Exercise details = The entries below should be output exactly as written.

Dataset records:
• • • • • • •

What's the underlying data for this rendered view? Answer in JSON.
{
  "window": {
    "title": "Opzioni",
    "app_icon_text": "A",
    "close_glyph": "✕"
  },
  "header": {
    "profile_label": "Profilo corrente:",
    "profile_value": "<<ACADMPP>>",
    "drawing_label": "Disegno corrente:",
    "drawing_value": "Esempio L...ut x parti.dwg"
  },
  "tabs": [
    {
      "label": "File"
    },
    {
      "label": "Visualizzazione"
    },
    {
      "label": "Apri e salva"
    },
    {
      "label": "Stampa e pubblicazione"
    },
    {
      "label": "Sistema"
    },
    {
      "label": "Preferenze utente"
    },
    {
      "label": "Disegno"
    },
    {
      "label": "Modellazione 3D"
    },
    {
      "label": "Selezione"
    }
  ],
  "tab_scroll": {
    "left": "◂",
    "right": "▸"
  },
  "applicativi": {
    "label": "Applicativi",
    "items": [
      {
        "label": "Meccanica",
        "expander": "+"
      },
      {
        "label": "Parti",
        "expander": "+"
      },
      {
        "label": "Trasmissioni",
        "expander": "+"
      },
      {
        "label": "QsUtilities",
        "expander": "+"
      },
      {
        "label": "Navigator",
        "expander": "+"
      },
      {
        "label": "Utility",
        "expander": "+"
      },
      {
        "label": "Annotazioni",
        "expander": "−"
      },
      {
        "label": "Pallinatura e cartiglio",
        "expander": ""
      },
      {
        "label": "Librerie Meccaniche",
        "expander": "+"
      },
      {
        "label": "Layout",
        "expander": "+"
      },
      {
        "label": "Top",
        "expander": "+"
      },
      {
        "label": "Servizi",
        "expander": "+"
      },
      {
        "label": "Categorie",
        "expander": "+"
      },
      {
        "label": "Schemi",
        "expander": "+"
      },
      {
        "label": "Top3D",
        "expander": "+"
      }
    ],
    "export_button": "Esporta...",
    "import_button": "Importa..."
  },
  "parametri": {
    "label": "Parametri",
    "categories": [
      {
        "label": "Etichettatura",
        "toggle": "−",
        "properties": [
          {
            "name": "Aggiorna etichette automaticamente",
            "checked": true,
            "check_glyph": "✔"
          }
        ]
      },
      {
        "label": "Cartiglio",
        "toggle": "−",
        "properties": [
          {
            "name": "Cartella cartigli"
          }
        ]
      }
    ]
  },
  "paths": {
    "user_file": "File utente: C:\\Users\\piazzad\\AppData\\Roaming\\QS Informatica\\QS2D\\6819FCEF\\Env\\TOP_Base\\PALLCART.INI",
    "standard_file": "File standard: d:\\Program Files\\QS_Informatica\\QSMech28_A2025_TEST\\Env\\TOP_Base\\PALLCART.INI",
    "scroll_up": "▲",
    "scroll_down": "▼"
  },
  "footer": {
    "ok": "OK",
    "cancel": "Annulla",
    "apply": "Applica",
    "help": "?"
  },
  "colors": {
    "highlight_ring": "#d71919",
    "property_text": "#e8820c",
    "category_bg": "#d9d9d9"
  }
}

• • • • • • •

Full output =
What's the underlying data for this rendered view? Answer in JSON.
{
  "window": {
    "title": "Opzioni",
    "app_icon_text": "A",
    "close_glyph": "✕"
  },
  "header": {
    "profile_label": "Profilo corrente:",
    "profile_value": "<<ACADMPP>>",
    "drawing_label": "Disegno corrente:",
    "drawing_value": "Esempio L...ut x parti.dwg"
  },
  "tabs": [
    {
      "label": "File"
    },
    {
      "label": "Visualizzazione"
    },
    {
      "label": "Apri e salva"
    },
    {
      "label": "Stampa e pubblicazione"
    },
    {
      "label": "Sistema"
    },
    {
      "label": "Preferenze utente"
    },
    {
      "label": "Disegno"
    },
    {
      "label": "Modellazione 3D"
    },
    {
      "label": "Selezione"
    }
  ],
  "tab_scroll": {
    "left": "◂",
    "right": "▸"
  },
  "applicativi": {
    "label": "Applicativi",
    "items": [
      {
        "label": "Meccanica",
        "expander": "+"
      },
      {
        "label": "Parti",
        "expander": "+"
      },
      {
        "label": "Trasmissioni",
        "expander": "+"
      },
      {
        "label": "QsUtilities",
        "expander": "+"
      },
      {
        "label": "Navigator",
        "expander": "+"
      },
      {
        "label": "Utility",
        "expander": "+"
      },
      {
        "label": "Annotazioni",
        "expander": "−"
      },
      {
        "label": "Pallinatura e cartiglio",
        "expander": ""
      },
      {
        "label": "Librerie Meccaniche",
        "expander": "+"
      },
      {
        "label": "Layout",
        "expander": "+"
      },
      {
        "label": "Top",
        "expander": "+"
      },
      {
        "label": "Servizi",
        "expander": "+"
      },
      {
        "label": "Categorie",
        "expander": "+"
      },
      {
        "label": "Schemi",
        "expander": "+"
      },
      {
        "label": "Top3D",
        "expander": "+"
      }
    ],
    "export_button": "Esporta...",
    "import_button": "Importa..."
  },
  "parametri": {
    "label": "Parametri",
    "categories": [
      {
        "label": "Etichettatura",
        "toggle": "−",
        "properties": [
          {
            "name": "Aggiorna etichette automaticamente",
            "checked": true,
            "check_glyph": "✔"
          }
        ]
      },
      {
        "label": "Cartiglio",
        "toggle": "−",
        "properties": [
          {
            "name": "Cartella cartigli"
          }
        ]
      }
    ]
  },
  "paths": {
    "user_file": "File utente: C:\\Users\\piazzad\\AppData\\Roaming\\QS Informatica\\QS2D\\6819FCEF\\Env\\TOP_Base\\PALLCART.INI",
    "standard_file": "File standard: d:\\Program Files\\QS_Informatica\\QSMech28_A2025_TEST\\Env\\TOP_Base\\PALLCART.INI",
    "scroll_up": "▲",
    "scroll_down": "▼"
  },
  "footer": {
    "ok": "OK",
    "cancel": "Annulla",
    "apply": "Applica",
    "help": "?"
  },
  "colors": {
    "highlight_ring": "#d71919",
    "property_text": "#e8820c",
    "category_bg": "#d9d9d9"
  }
}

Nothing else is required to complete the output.